_WHAT THE TASK ASKS:_ Pictures aside, write out every record exactly as it appears.

_RECORDS PROVIDED:_
==============================

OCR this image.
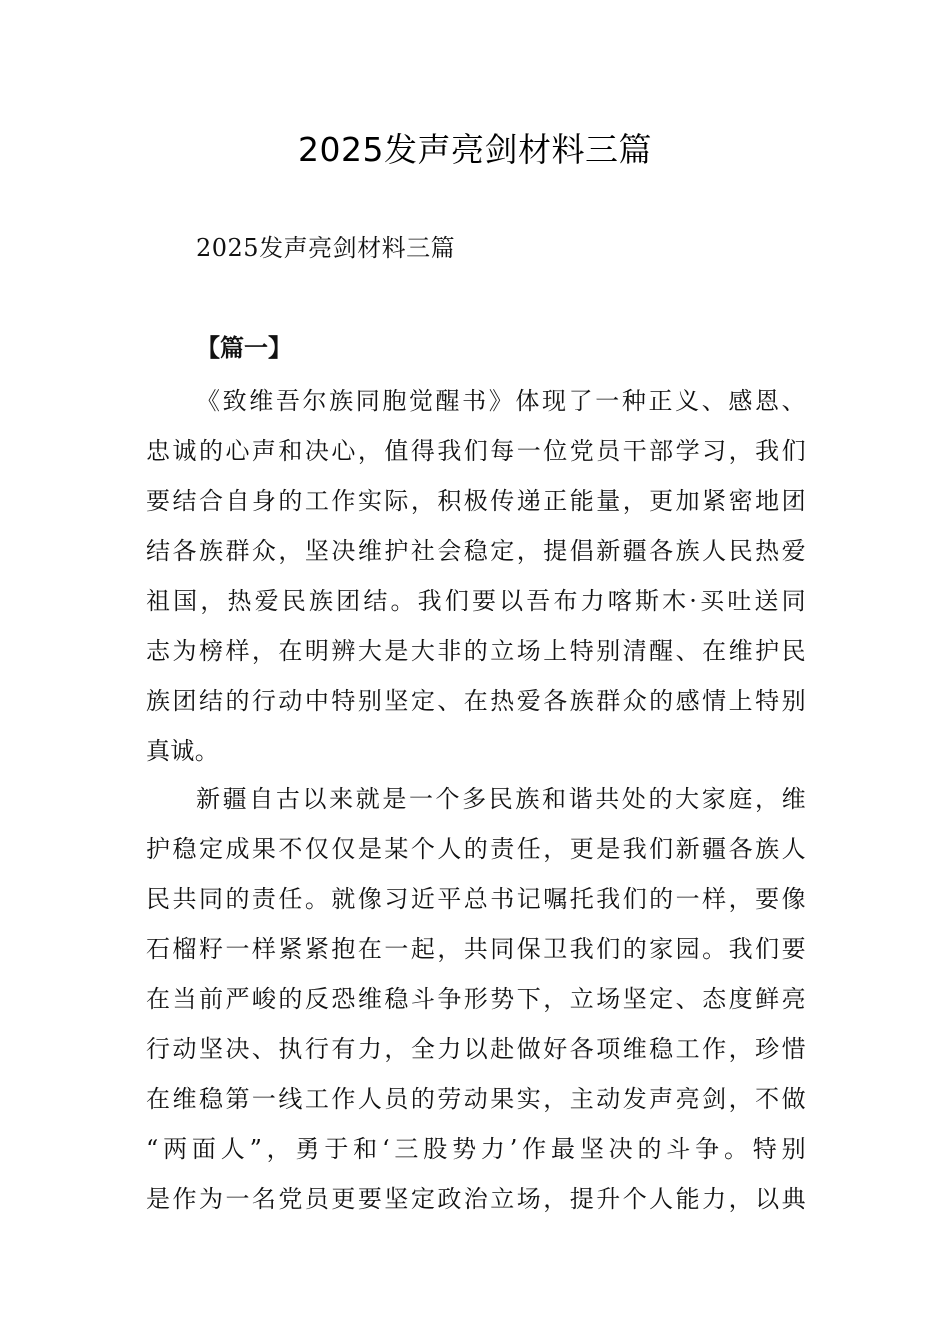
2025发声亮剑材料三篇
2025发声亮剑材料三篇
【篇一】
《致维吾尔族同胞觉醒书》体现了一种正义、感恩、
忠诚的心声和决心，值得我们每一位党员干部学习，我们
要结合自身的工作实际，积极传递正能量，更加紧密地团
结各族群众，坚决维护社会稳定，提倡新疆各族人民热爱
祖国，热爱民族团结。我们要以吾布力喀斯木·买吐送同
志为榜样，在明辨大是大非的立场上特别清醒、在维护民
族团结的行动中特别坚定、在热爱各族群众的感情上特别
真诚。
新疆自古以来就是一个多民族和谐共处的大家庭，维
护稳定成果不仅仅是某个人的责任，更是我们新疆各族人
民共同的责任。就像习近平总书记嘱托我们的一样，要像
石榴籽一样紧紧抱在一起，共同保卫我们的家园。我们要
在当前严峻的反恐维稳斗争形势下，立场坚定、态度鲜亮
行动坚决、执行有力，全力以赴做好各项维稳工作，珍惜
在维稳第一线工作人员的劳动果实，主动发声亮剑，不做
“两面人”，勇于和‘三股势力’作最坚决的斗争。特别
是作为一名党员更要坚定政治立场，提升个人能力，以典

==============================

_TASK SOLUTION:_
OCR this image.
2025发声亮剑材料三篇
2025发声亮剑材料三篇
【篇一】
《致维吾尔族同胞觉醒书》体现了一种正义、感恩、
忠诚的心声和决心，值得我们每一位党员干部学习，我们
要结合自身的工作实际，积极传递正能量，更加紧密地团
结各族群众，坚决维护社会稳定，提倡新疆各族人民热爱
祖国，热爱民族团结。我们要以吾布力喀斯木·买吐送同
志为榜样，在明辨大是大非的立场上特别清醒、在维护民
族团结的行动中特别坚定、在热爱各族群众的感情上特别
真诚。
新疆自古以来就是一个多民族和谐共处的大家庭，维
护稳定成果不仅仅是某个人的责任，更是我们新疆各族人
民共同的责任。就像习近平总书记嘱托我们的一样，要像
石榴籽一样紧紧抱在一起，共同保卫我们的家园。我们要
在当前严峻的反恐维稳斗争形势下，立场坚定、态度鲜亮
行动坚决、执行有力，全力以赴做好各项维稳工作，珍惜
在维稳第一线工作人员的劳动果实，主动发声亮剑，不做
“两面人”，勇于和‘三股势力’作最坚决的斗争。特别
是作为一名党员更要坚定政治立场，提升个人能力，以典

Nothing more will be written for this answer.